[Items listed in a dataset]
◆ ◆ ◆ ◆ ◆ ◆ ◆
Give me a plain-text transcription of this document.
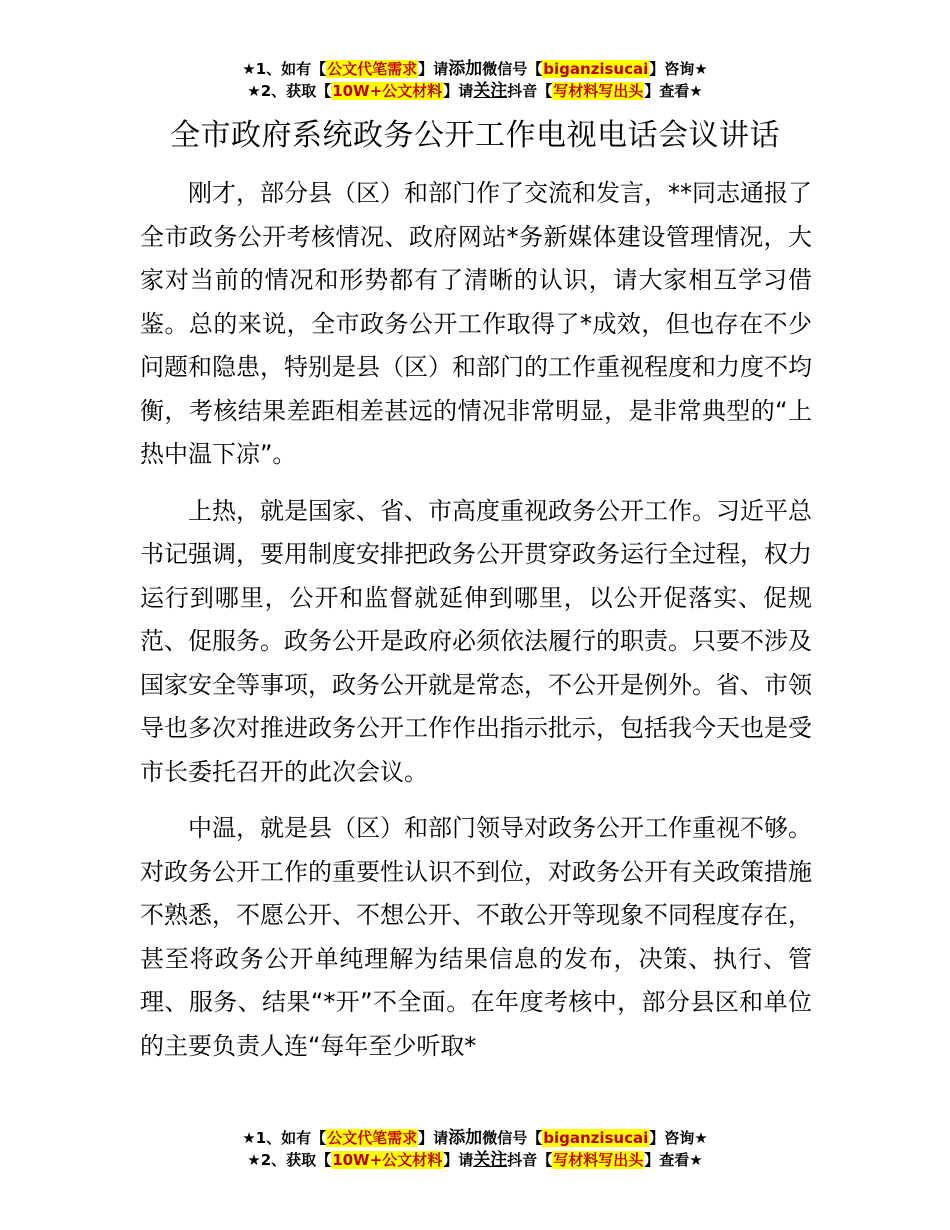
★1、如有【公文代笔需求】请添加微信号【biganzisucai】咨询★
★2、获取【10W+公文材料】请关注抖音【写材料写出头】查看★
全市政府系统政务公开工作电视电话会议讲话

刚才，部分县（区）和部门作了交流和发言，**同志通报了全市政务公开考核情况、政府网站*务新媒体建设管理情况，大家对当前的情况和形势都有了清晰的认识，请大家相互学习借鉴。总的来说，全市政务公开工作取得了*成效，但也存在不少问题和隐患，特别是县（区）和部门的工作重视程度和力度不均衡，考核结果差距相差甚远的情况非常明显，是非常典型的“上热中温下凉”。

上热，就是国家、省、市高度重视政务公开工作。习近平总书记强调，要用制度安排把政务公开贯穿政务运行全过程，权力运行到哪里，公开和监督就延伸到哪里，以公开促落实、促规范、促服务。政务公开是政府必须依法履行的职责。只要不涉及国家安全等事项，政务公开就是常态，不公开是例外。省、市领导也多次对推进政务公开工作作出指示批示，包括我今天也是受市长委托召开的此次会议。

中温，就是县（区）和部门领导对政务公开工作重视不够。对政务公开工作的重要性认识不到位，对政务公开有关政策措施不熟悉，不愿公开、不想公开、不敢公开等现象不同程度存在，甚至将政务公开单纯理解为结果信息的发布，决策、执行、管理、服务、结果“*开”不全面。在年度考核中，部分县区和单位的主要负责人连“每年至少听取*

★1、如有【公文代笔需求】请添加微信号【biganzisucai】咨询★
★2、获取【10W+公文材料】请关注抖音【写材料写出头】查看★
◆ ◆ ◆ ◆ ◆ ◆ ◆
### WHAT THE TASK REQUIRES
Copy every line of the data word for word, omitting the images.

### CORRECT RESULT
Give me a plain-text transcription of this document.
★1、如有【公文代笔需求】请添加微信号【biganzisucai】咨询★
★2、获取【10W+公文材料】请关注抖音【写材料写出头】查看★
全市政府系统政务公开工作电视电话会议讲话

刚才，部分县（区）和部门作了交流和发言，**同志通报了全市政务公开考核情况、政府网站*务新媒体建设管理情况，大家对当前的情况和形势都有了清晰的认识，请大家相互学习借鉴。总的来说，全市政务公开工作取得了*成效，但也存在不少问题和隐患，特别是县（区）和部门的工作重视程度和力度不均衡，考核结果差距相差甚远的情况非常明显，是非常典型的“上热中温下凉”。

上热，就是国家、省、市高度重视政务公开工作。习近平总书记强调，要用制度安排把政务公开贯穿政务运行全过程，权力运行到哪里，公开和监督就延伸到哪里，以公开促落实、促规范、促服务。政务公开是政府必须依法履行的职责。只要不涉及国家安全等事项，政务公开就是常态，不公开是例外。省、市领导也多次对推进政务公开工作作出指示批示，包括我今天也是受市长委托召开的此次会议。

中温，就是县（区）和部门领导对政务公开工作重视不够。对政务公开工作的重要性认识不到位，对政务公开有关政策措施不熟悉，不愿公开、不想公开、不敢公开等现象不同程度存在，甚至将政务公开单纯理解为结果信息的发布，决策、执行、管理、服务、结果“*开”不全面。在年度考核中，部分县区和单位的主要负责人连“每年至少听取*

★1、如有【公文代笔需求】请添加微信号【biganzisucai】咨询★
★2、获取【10W+公文材料】请关注抖音【写材料写出头】查看★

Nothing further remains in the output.